→ EXERCISE TASK
Reproduce word for word the portion of the plot summary about Lyman and the tribal factory between "Lulu has in" and "represented in the factory.", inclusive.

─── PASSAGE PROVIDED ───

For a year following Henry Junior’s death, Lyman wallows in grief. He loses money and stays drunk most of the time. He receives from the government a notice that he owes back taxes. Distraught, he rages against the government until he thinks that, if he files for the past year, he might be due some money from overpaying his taxes. After he files, he notices on the form he received that it had been misaddressed. He did not owe taxes after all. He is grateful that this mistake brought him out of his misery and back into life.
Lyman signed on for a job with the Bureau of Indian Affairs in nearby Aberdeen. One day, he receives a call that his mother is in another office, ranting about a proposed factory that will make cheap Indian souvenirs that are currently made overseas. Ironically, this is the very project that Lyman is working on. He learns that his mother is bringing the project up in the Bureau’s next meeting.
Lulu has in mind a factory that produces “museum-quality” artifacts rather than junk for tourists. Lyman is transferred back to the reservation from Aberdeen to run the new factory. He resents being dragged back, but Lulu is determined to preserve that Indian heritage, even to the point of replacing the buffalo that once roamed the prairies. She has given him a list of the job applicants, broken up into families and clans, so that all will be represented in the factory.
Despite his mother’s interference, Lyman designs an assembly-line schedule for the production of tomahawks, as well as other “genuine” Indian-made products. He hires his mother and Marie, the wife of his father, to work in the factory. Since Nector’s death, the two have become allies, enjoying each other’s company, to a certain extent. Lyman has difficulty figuring out the relationship, especially since his parentage cannot be brought up. Lulu continues to interfere with Lyman’s management of the factory, implying that the workers are unhappy. Lyman fires his mother, despite her threats that the workers will walk out with her. He eventually rehires her.
Throughout the winter, business slows, and Lyman is forced to lay off workers. Marie and Lulu’s relationship returns to what it had been before and sparks fly. When past history is brought up, the sparks turn hot. The fight between Marie and Lulu spreads throughout the factory, and all the workers are in a battle with each other. The factory is almost destroyed.

─── DATA SECTION ───

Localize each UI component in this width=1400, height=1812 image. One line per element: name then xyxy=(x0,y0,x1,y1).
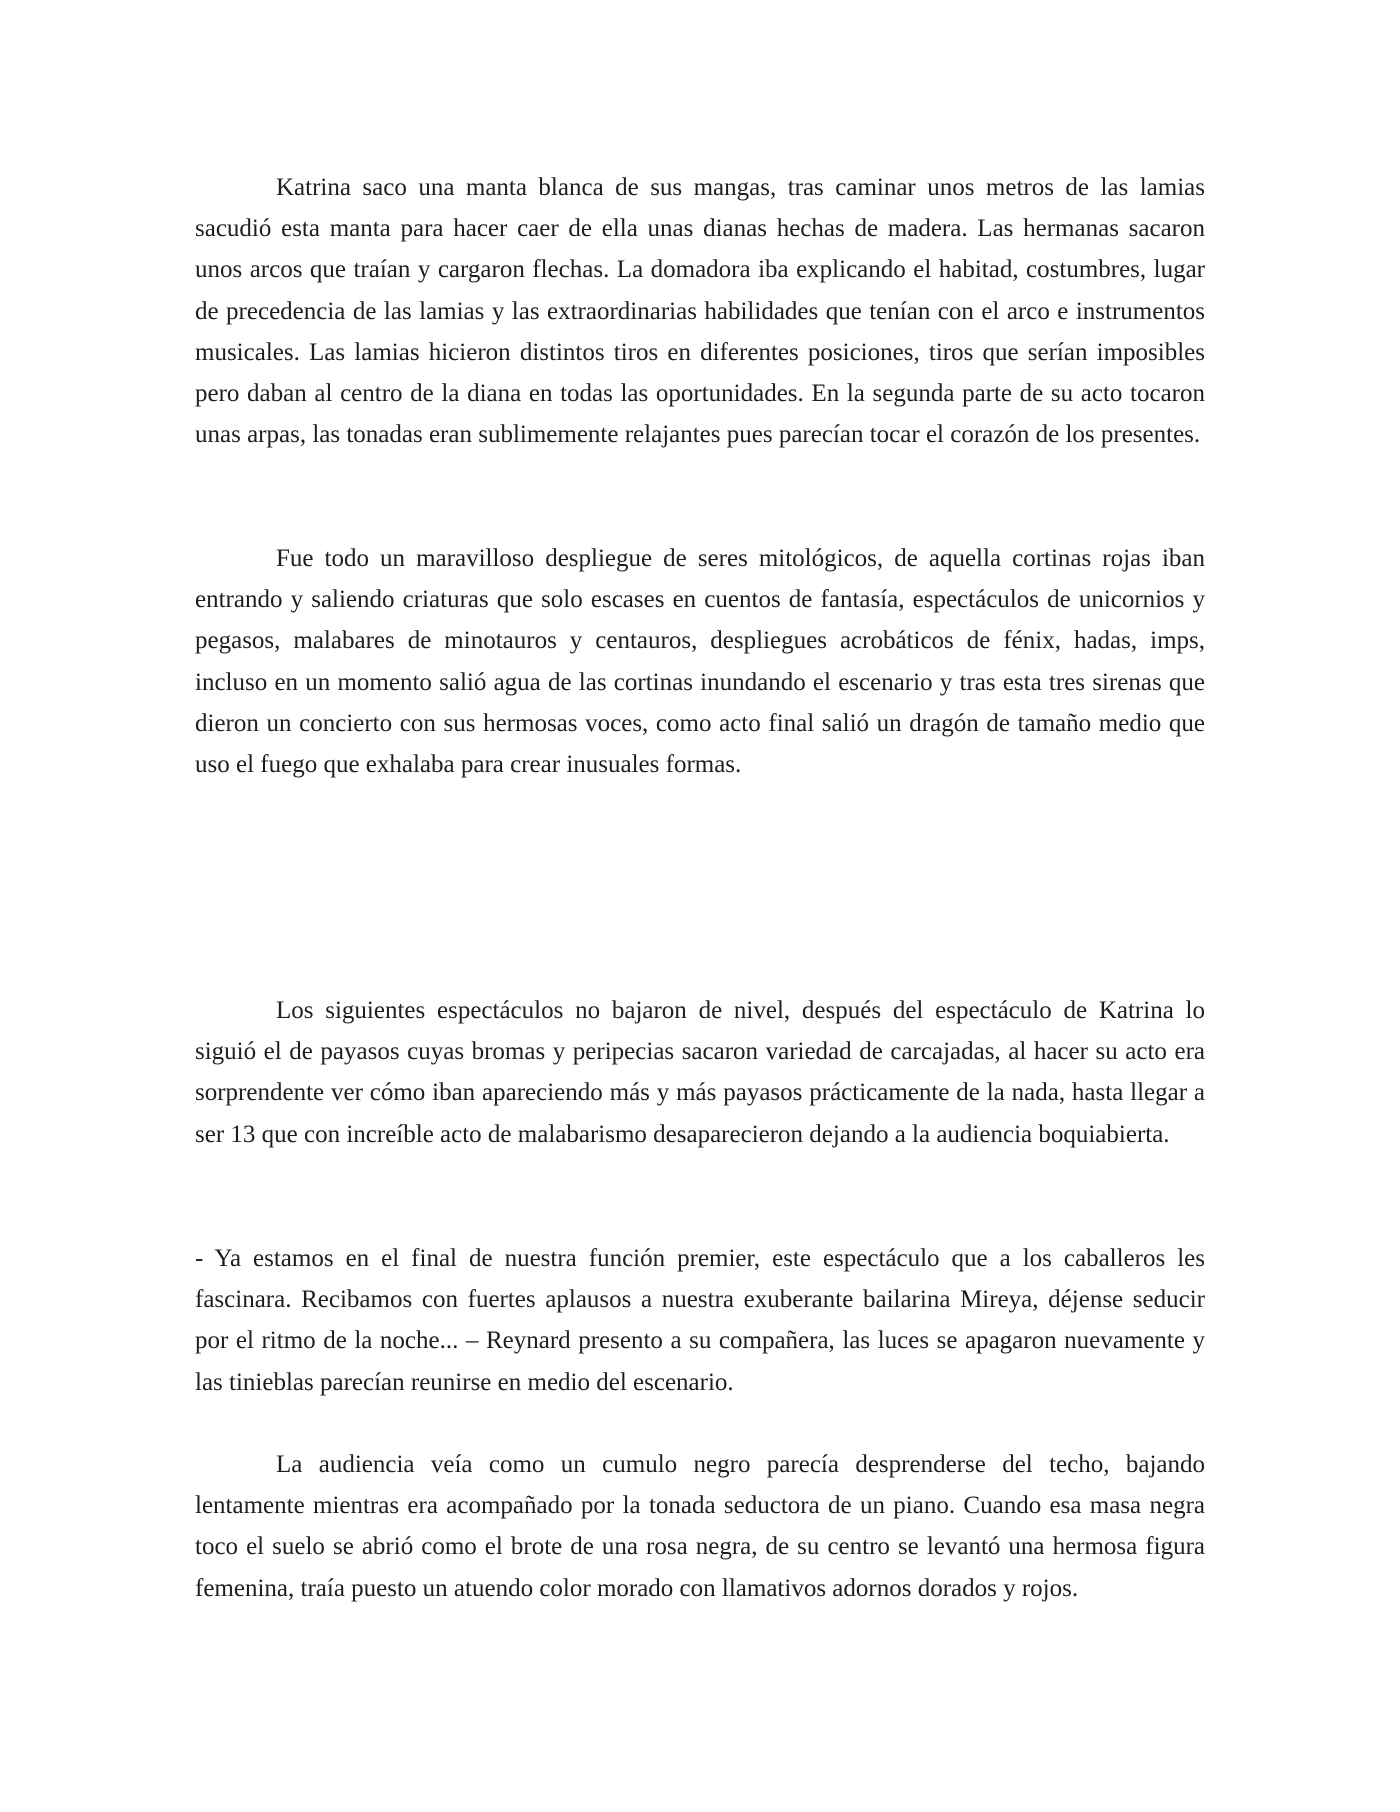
paragraph-mythological-creatures: Fue todo un maravilloso despliegue de seres mitológicos, de aquella cortinas rojas iban entrando y saliendo criaturas que solo escases en cuentos de fantasía, espectáculos de unicornios y pegasos, malabares de minotauros y centauros, despliegues acrobáticos de fénix, hadas, imps, incluso en un momento salió agua de las cortinas inundando el escenario y tras esta tres sirenas que dieron un concierto con sus hermosas voces, como acto final salió un dragón de tamaño medio que uso el fuego que exhalaba para crear inusuales formas. xyxy=(195,545,1205,779)
paragraph-reynard-dialogue: - Ya estamos en el final de nuestra función premier, este espectáculo que a los caballeros les fascinara. Recibamos con fuertes aplausos a nuestra exuberante bailarina Mireya, déjense seducir por el ritmo de la noche... – Reynard presento a su compañera, las luces se apagaron nuevamente y las tinieblas parecían reunirse en medio del escenario. xyxy=(195,1245,1205,1396)
paragraph-lamias-act: Katrina saco una manta blanca de sus mangas, tras caminar unos metros de las lamias sacudió esta manta para hacer caer de ella unas dianas hechas de madera. Las hermanas sacaron unos arcos que traían y cargaron flechas. La domadora iba explicando el habitad, costumbres, lugar de precedencia de las lamias y las extraordinarias habilidades que tenían con el arco e instrumentos musicales. Las lamias hicieron distintos tiros en diferentes posiciones, tiros que serían imposibles pero daban al centro de la diana en todas las oportunidades. En la segunda parte de su acto tocaron unas arpas, las tonadas eran sublimemente relajantes pues parecían tocar el corazón de los presentes. xyxy=(195,174,1205,449)
paragraph-clowns-act: Los siguientes espectáculos no bajaron de nivel, después del espectáculo de Katrina lo siguió el de payasos cuyas bromas y peripecias sacaron variedad de carcajadas, al hacer su acto era sorprendente ver cómo iban apareciendo más y más payasos prácticamente de la nada, hasta llegar a ser 13 que con increíble acto de malabarismo desaparecieron dejando a la audiencia boquiabierta. xyxy=(195,997,1205,1148)
paragraph-mireya-entrance: La audiencia veía como un cumulo negro parecía desprenderse del techo, bajando lentamente mientras era acompañado por la tonada seductora de un piano. Cuando esa masa negra toco el suelo se abrió como el brote de una rosa negra, de su centro se levantó una hermosa figura femenina, traía puesto un atuendo color morado con llamativos adornos dorados y rojos. xyxy=(195,1451,1205,1602)
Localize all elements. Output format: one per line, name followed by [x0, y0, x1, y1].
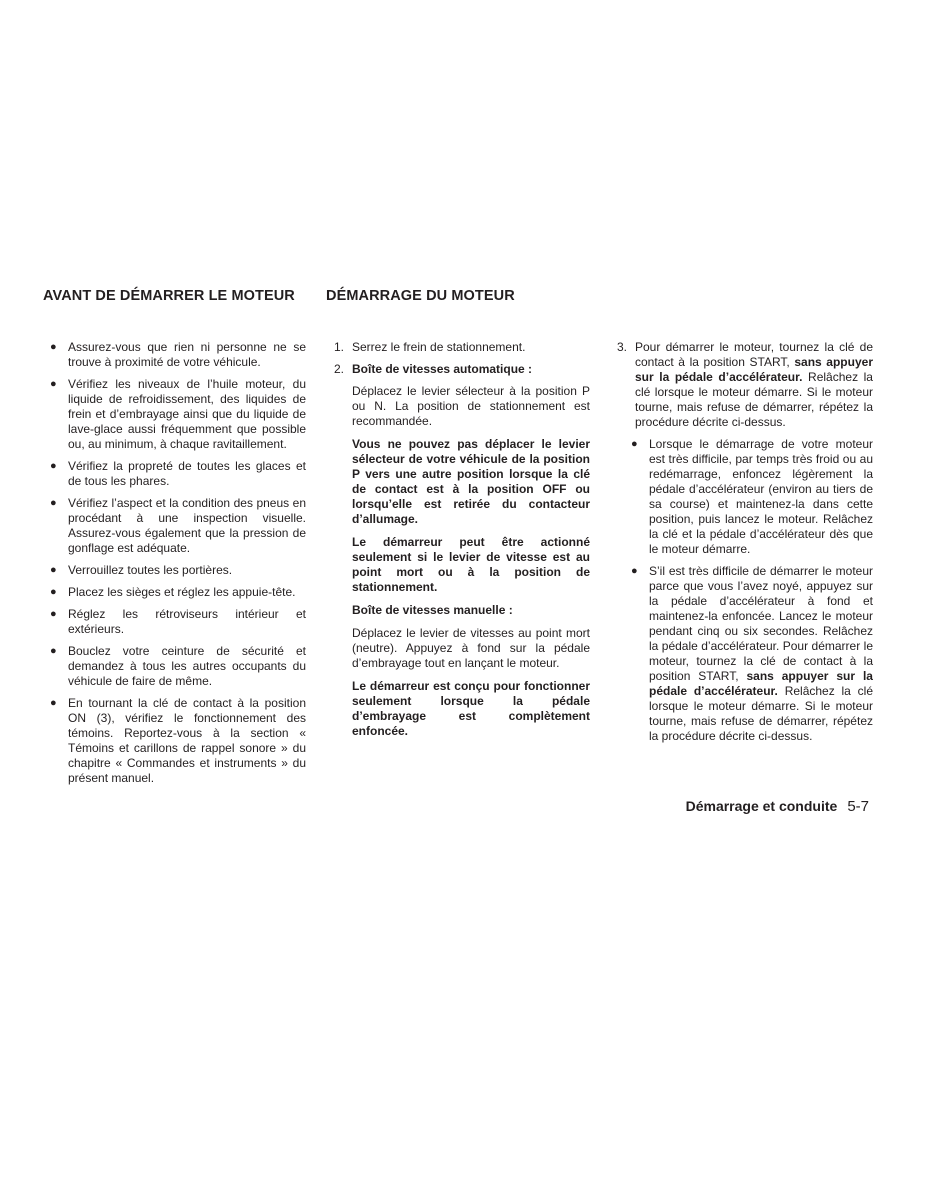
step-3: 3. Pour démarrer le moteur, tournez la clé de contact à la position START, sans appuyer sur la pédale d’accélérateur. Relâchez la clé lorsque le moteur démarre. Si le moteur tourne, mais refuse de démarrer, répétez la procédure décrite ci-dessus.	[617, 340, 873, 429]
bullet-icon: ●	[50, 460, 57, 472]
list-item: ● Verrouillez toutes les portières.	[50, 563, 233, 577]
section-heading-before-start: AVANT DE DÉMARRER LE MOTEUR	[43, 288, 295, 304]
left-column	[50, 340, 306, 793]
page-number: 5-7	[847, 798, 869, 815]
bullet-icon: ●	[50, 645, 57, 657]
automatic-warning-1: Vous ne pouvez pas déplacer le levier sélecteur de votre véhicule de la position P vers une autre position lorsque la clé de contact est à la position OFF ou lorsqu’elle est retirée du contacteur d’allumage.	[352, 437, 590, 526]
right-column	[617, 340, 873, 751]
list-item: ● Placez les sièges et réglez les appuie-tête.	[50, 585, 296, 599]
list-item: ● S’il est très difficile de démarrer le moteur parce que vous l’avez noyé, appuyez sur la pédale d’accélérateur à fond et maintenez-la enfoncée. Lancez le moteur pendant cinq ou six secondes. Relâchez la pédale d’accélérateur. Pour démarrer le moteur, tournez la clé de contact à la position START, sans appuyer sur la pédale d’accélérateur. Relâchez la clé lorsque le moteur démarre. Si le moteur tourne, mais refuse de démarrer, répétez la procédure décrite ci-dessus.	[631, 564, 873, 743]
automatic-warning-2: Le démarreur peut être actionné seulement si le levier de vitesse est au point mort ou à la position de stationnement.	[352, 535, 590, 594]
bullet-icon: ●	[50, 608, 57, 620]
manual-warning: Le démarreur est conçu pour fonctionner seulement lorsque la pédale d’embrayage est complètement enfoncée.	[352, 679, 590, 738]
automatic-transmission-title: Boîte de vitesses automatique :	[352, 362, 533, 376]
bullet-icon: ●	[50, 697, 57, 709]
footer-section-title: Démarrage et conduite	[685, 798, 838, 814]
step-1: 1. Serrez le frein de stationnement.	[334, 340, 526, 354]
automatic-transmission-text: Déplacez le levier sélecteur à la position P ou N. La position de stationnement est recommandée.	[352, 384, 590, 428]
bullet-icon: ●	[631, 438, 638, 450]
list-item: ● Lorsque le démarrage de votre moteur est très difficile, par temps très froid ou au redémarrage, enfoncez légèrement la pédale d’accélérateur (environ au tiers de sa course) et maintenez-la dans cette position, puis lancez le moteur. Relâchez la clé et la pédale d’accélérateur dès que le moteur démarre.	[631, 437, 873, 556]
bullet-icon: ●	[50, 497, 57, 509]
bullet-icon: ●	[631, 565, 638, 577]
list-item: ● En tournant la clé de contact à la position ON (3), vérifiez le fonctionnement des témoins. Reportez-vous à la section « Témoins et carillons de rappel sonore » du chapitre « Commandes et instruments » du présent manuel.	[50, 696, 306, 785]
bullet-icon: ●	[50, 378, 57, 390]
step-2: 2. Boîte de vitesses automatique :	[334, 362, 533, 376]
list-item: ● Vérifiez l’aspect et la condition des pneus en procédant à une inspection visuelle. Assurez-vous également que la pression de gonflage est adéquate.	[50, 496, 306, 555]
list-item: ● Vérifiez la propreté de toutes les glaces et de tous les phares.	[50, 459, 306, 488]
list-item: ● Assurez-vous que rien ni personne ne se trouve à proximité de votre véhicule.	[50, 340, 306, 369]
list-item: ● Réglez les rétroviseurs intérieur et extérieurs.	[50, 607, 306, 636]
page-footer	[686, 798, 869, 815]
bullet-icon: ●	[50, 564, 57, 576]
list-item: ● Bouclez votre ceinture de sécurité et demandez à tous les autres occupants du véhicule de faire de même.	[50, 644, 306, 688]
bullet-icon: ●	[50, 341, 57, 353]
bullet-icon: ●	[50, 586, 57, 598]
section-heading-starting-engine: DÉMARRAGE DU MOTEUR	[326, 288, 515, 304]
manual-transmission-text: Déplacez le levier de vitesses au point mort (neutre). Appuyez à fond sur la pédale d’embrayage tout en lançant le moteur.	[352, 626, 590, 670]
manual-transmission-title: Boîte de vitesses manuelle :	[352, 603, 513, 617]
center-column	[334, 340, 590, 747]
list-item: ● Vérifiez les niveaux de l’huile moteur, du liquide de refroidissement, des liquides de frein et d’embrayage ainsi que du liquide de lave-glace aussi fréquemment que possible ou, au minimum, à chaque ravitaillement.	[50, 377, 306, 451]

───

→ FINAL ANSWER
Lulu has in mind a factory that produces “museum-quality” artifacts rather than junk for tourists. Lyman is transferred back to the reservation from Aberdeen to run the new factory. He resents being dragged back, but Lulu is determined to preserve that Indian heritage, even to the point of replacing the buffalo that once roamed the prairies. She has given him a list of the job applicants, broken up into families and clans, so that all will be represented in the factory.